### [Task details]
Transcribe each line exactly.

========================================

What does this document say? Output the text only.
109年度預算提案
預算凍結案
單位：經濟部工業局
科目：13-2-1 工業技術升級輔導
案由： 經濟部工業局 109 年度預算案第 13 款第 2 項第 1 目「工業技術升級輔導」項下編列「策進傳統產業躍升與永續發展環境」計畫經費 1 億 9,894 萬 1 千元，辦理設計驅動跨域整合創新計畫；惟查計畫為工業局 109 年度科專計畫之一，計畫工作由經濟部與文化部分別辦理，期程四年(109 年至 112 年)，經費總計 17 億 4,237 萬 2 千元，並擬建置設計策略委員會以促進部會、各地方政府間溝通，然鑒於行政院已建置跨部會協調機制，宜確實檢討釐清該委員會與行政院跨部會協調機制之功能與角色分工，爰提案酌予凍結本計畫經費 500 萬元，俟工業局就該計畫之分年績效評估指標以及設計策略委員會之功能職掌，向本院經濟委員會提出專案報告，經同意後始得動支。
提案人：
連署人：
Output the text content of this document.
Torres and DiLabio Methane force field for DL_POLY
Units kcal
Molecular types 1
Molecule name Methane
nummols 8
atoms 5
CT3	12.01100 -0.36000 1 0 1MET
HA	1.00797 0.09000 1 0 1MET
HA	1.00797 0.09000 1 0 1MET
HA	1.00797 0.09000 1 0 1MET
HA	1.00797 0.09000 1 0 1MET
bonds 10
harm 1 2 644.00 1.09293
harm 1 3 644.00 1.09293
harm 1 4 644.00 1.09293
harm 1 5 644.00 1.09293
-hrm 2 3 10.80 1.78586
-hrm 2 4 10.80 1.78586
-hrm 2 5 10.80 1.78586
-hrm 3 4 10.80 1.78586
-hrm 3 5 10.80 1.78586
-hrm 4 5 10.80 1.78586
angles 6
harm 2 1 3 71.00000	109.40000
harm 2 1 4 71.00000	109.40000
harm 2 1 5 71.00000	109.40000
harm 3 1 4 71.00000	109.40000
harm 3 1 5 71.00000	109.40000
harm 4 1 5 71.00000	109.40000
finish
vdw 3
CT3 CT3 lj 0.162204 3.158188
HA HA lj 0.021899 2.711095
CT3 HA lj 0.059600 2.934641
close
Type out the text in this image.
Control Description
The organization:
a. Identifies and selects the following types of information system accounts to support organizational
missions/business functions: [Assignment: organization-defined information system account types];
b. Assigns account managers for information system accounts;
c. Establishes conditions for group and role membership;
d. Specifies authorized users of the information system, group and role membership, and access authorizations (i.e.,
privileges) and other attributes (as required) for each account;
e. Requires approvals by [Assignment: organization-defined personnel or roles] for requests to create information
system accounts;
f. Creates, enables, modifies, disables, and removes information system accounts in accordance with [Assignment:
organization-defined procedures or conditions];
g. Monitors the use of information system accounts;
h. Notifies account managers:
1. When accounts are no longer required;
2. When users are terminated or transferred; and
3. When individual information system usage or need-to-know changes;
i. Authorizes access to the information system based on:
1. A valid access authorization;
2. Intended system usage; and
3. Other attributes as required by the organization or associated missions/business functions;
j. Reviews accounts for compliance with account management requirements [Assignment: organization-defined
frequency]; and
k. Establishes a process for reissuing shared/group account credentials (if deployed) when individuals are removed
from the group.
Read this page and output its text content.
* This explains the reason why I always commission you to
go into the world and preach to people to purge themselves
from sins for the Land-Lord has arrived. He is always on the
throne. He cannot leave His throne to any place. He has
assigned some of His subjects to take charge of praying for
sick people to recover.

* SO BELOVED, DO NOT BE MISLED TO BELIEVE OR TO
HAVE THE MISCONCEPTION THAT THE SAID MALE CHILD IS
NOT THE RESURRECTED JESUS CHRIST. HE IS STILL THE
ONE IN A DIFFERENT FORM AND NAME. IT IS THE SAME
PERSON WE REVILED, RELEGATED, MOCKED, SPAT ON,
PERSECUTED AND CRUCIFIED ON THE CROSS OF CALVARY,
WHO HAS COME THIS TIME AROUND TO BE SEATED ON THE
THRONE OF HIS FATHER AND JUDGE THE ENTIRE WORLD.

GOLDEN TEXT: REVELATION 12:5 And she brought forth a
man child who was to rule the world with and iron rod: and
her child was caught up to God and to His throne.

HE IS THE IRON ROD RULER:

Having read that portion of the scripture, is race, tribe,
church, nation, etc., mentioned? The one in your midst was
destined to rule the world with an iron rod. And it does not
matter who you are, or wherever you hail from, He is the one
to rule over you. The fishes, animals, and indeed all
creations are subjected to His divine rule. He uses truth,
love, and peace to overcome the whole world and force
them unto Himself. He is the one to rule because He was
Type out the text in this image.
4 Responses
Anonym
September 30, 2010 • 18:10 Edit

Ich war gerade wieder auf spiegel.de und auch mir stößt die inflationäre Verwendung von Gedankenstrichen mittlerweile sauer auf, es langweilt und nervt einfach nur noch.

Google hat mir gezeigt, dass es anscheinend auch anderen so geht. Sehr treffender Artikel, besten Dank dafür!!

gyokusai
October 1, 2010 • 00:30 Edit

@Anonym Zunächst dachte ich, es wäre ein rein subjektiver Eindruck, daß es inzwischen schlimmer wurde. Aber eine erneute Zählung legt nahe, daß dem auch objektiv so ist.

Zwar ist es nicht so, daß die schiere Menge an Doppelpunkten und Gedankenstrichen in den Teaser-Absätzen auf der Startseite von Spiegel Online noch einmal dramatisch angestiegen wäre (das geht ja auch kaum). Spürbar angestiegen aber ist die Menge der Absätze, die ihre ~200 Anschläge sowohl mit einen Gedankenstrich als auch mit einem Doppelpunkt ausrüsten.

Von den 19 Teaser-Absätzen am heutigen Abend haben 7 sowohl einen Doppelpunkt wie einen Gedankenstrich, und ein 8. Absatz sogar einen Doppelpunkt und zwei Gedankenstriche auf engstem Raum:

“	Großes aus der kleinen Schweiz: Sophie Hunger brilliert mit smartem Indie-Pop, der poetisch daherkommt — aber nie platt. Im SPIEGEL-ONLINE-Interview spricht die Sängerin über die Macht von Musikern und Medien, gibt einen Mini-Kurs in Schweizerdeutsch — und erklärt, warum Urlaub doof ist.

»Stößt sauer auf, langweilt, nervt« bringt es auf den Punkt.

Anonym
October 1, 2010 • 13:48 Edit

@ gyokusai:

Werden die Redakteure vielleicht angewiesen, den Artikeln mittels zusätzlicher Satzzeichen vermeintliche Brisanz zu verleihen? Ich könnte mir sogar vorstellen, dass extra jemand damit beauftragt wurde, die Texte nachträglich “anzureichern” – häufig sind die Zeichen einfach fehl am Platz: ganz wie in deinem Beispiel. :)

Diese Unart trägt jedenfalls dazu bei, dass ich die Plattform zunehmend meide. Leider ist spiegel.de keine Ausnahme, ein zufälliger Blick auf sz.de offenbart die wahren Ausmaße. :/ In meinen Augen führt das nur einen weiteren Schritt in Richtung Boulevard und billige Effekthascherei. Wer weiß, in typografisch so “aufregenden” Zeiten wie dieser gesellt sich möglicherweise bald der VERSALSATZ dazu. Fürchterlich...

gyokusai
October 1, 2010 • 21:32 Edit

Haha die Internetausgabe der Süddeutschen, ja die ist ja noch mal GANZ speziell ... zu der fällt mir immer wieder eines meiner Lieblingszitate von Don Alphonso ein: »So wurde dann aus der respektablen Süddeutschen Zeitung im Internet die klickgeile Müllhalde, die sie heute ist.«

========================================

### [Exercise answer]
What does this document say? Output the text only.
109年度預算提案
預算凍結案
單位：經濟部工業局
科目：13-2-1 工業技術升級輔導
案由： 經濟部工業局 109 年度預算案第 13 款第 2 項第 1 目「工業技術升級輔導」項下編列「策進傳統產業躍升與永續發展環境」計畫經費 1 億 9,894 萬 1 千元，辦理設計驅動跨域整合創新計畫；惟查計畫為工業局 109 年度科專計畫之一，計畫工作由經濟部與文化部分別辦理，期程四年(109 年至 112 年)，經費總計 17 億 4,237 萬 2 千元，並擬建置設計策略委員會以促進部會、各地方政府間溝通，然鑒於行政院已建置跨部會協調機制，宜確實檢討釐清該委員會與行政院跨部會協調機制之功能與角色分工，爰提案酌予凍結本計畫經費 500 萬元，俟工業局就該計畫之分年績效評估指標以及設計策略委員會之功能職掌，向本院經濟委員會提出專案報告，經同意後始得動支。
提案人：
連署人：
Output the text content of this document.
Torres and DiLabio Methane force field for DL_POLY
Units kcal
Molecular types 1
Molecule name Methane
nummols 8
atoms 5
CT3	12.01100 -0.36000 1 0 1MET
HA	1.00797 0.09000 1 0 1MET
HA	1.00797 0.09000 1 0 1MET
HA	1.00797 0.09000 1 0 1MET
HA	1.00797 0.09000 1 0 1MET
bonds 10
harm 1 2 644.00 1.09293
harm 1 3 644.00 1.09293
harm 1 4 644.00 1.09293
harm 1 5 644.00 1.09293
-hrm 2 3 10.80 1.78586
-hrm 2 4 10.80 1.78586
-hrm 2 5 10.80 1.78586
-hrm 3 4 10.80 1.78586
-hrm 3 5 10.80 1.78586
-hrm 4 5 10.80 1.78586
angles 6
harm 2 1 3 71.00000	109.40000
harm 2 1 4 71.00000	109.40000
harm 2 1 5 71.00000	109.40000
harm 3 1 4 71.00000	109.40000
harm 3 1 5 71.00000	109.40000
harm 4 1 5 71.00000	109.40000
finish
vdw 3
CT3 CT3 lj 0.162204 3.158188
HA HA lj 0.021899 2.711095
CT3 HA lj 0.059600 2.934641
close
Type out the text in this image.
Control Description
The organization:
a. Identifies and selects the following types of information system accounts to support organizational
missions/business functions: [Assignment: organization-defined information system account types];
b. Assigns account managers for information system accounts;
c. Establishes conditions for group and role membership;
d. Specifies authorized users of the information system, group and role membership, and access authorizations (i.e.,
privileges) and other attributes (as required) for each account;
e. Requires approvals by [Assignment: organization-defined personnel or roles] for requests to create information
system accounts;
f. Creates, enables, modifies, disables, and removes information system accounts in accordance with [Assignment:
organization-defined procedures or conditions];
g. Monitors the use of information system accounts;
h. Notifies account managers:
1. When accounts are no longer required;
2. When users are terminated or transferred; and
3. When individual information system usage or need-to-know changes;
i. Authorizes access to the information system based on:
1. A valid access authorization;
2. Intended system usage; and
3. Other attributes as required by the organization or associated missions/business functions;
j. Reviews accounts for compliance with account management requirements [Assignment: organization-defined
frequency]; and
k. Establishes a process for reissuing shared/group account credentials (if deployed) when individuals are removed
from the group.
Read this page and output its text content.
* This explains the reason why I always commission you to
go into the world and preach to people to purge themselves
from sins for the Land-Lord has arrived. He is always on the
throne. He cannot leave His throne to any place. He has
assigned some of His subjects to take charge of praying for
sick people to recover.

* SO BELOVED, DO NOT BE MISLED TO BELIEVE OR TO
HAVE THE MISCONCEPTION THAT THE SAID MALE CHILD IS
NOT THE RESURRECTED JESUS CHRIST. HE IS STILL THE
ONE IN A DIFFERENT FORM AND NAME. IT IS THE SAME
PERSON WE REVILED, RELEGATED, MOCKED, SPAT ON,
PERSECUTED AND CRUCIFIED ON THE CROSS OF CALVARY,
WHO HAS COME THIS TIME AROUND TO BE SEATED ON THE
THRONE OF HIS FATHER AND JUDGE THE ENTIRE WORLD.

GOLDEN TEXT: REVELATION 12:5 And she brought forth a
man child who was to rule the world with and iron rod: and
her child was caught up to God and to His throne.

HE IS THE IRON ROD RULER:

Having read that portion of the scripture, is race, tribe,
church, nation, etc., mentioned? The one in your midst was
destined to rule the world with an iron rod. And it does not
matter who you are, or wherever you hail from, He is the one
to rule over you. The fishes, animals, and indeed all
creations are subjected to His divine rule. He uses truth,
love, and peace to overcome the whole world and force
them unto Himself. He is the one to rule because He was
Type out the text in this image.
4 Responses
Anonym
September 30, 2010 • 18:10 Edit

Ich war gerade wieder auf spiegel.de und auch mir stößt die inflationäre Verwendung von Gedankenstrichen mittlerweile sauer auf, es langweilt und nervt einfach nur noch.

Google hat mir gezeigt, dass es anscheinend auch anderen so geht. Sehr treffender Artikel, besten Dank dafür!!

gyokusai
October 1, 2010 • 00:30 Edit

@Anonym Zunächst dachte ich, es wäre ein rein subjektiver Eindruck, daß es inzwischen schlimmer wurde. Aber eine erneute Zählung legt nahe, daß dem auch objektiv so ist.

Zwar ist es nicht so, daß die schiere Menge an Doppelpunkten und Gedankenstrichen in den Teaser-Absätzen auf der Startseite von Spiegel Online noch einmal dramatisch angestiegen wäre (das geht ja auch kaum). Spürbar angestiegen aber ist die Menge der Absätze, die ihre ~200 Anschläge sowohl mit einen Gedankenstrich als auch mit einem Doppelpunkt ausrüsten.

Von den 19 Teaser-Absätzen am heutigen Abend haben 7 sowohl einen Doppelpunkt wie einen Gedankenstrich, und ein 8. Absatz sogar einen Doppelpunkt und zwei Gedankenstriche auf engstem Raum:

“	Großes aus der kleinen Schweiz: Sophie Hunger brilliert mit smartem Indie-Pop, der poetisch daherkommt — aber nie platt. Im SPIEGEL-ONLINE-Interview spricht die Sängerin über die Macht von Musikern und Medien, gibt einen Mini-Kurs in Schweizerdeutsch — und erklärt, warum Urlaub doof ist.

»Stößt sauer auf, langweilt, nervt« bringt es auf den Punkt.

Anonym
October 1, 2010 • 13:48 Edit

@ gyokusai:

Werden die Redakteure vielleicht angewiesen, den Artikeln mittels zusätzlicher Satzzeichen vermeintliche Brisanz zu verleihen? Ich könnte mir sogar vorstellen, dass extra jemand damit beauftragt wurde, die Texte nachträglich “anzureichern” – häufig sind die Zeichen einfach fehl am Platz: ganz wie in deinem Beispiel. :)

Diese Unart trägt jedenfalls dazu bei, dass ich die Plattform zunehmend meide. Leider ist spiegel.de keine Ausnahme, ein zufälliger Blick auf sz.de offenbart die wahren Ausmaße. :/ In meinen Augen führt das nur einen weiteren Schritt in Richtung Boulevard und billige Effekthascherei. Wer weiß, in typografisch so “aufregenden” Zeiten wie dieser gesellt sich möglicherweise bald der VERSALSATZ dazu. Fürchterlich...

gyokusai
October 1, 2010 • 21:32 Edit

Haha die Internetausgabe der Süddeutschen, ja die ist ja noch mal GANZ speziell ... zu der fällt mir immer wieder eines meiner Lieblingszitate von Don Alphonso ein: »So wurde dann aus der respektablen Süddeutschen Zeitung im Internet die klickgeile Müllhalde, die sie heute ist.«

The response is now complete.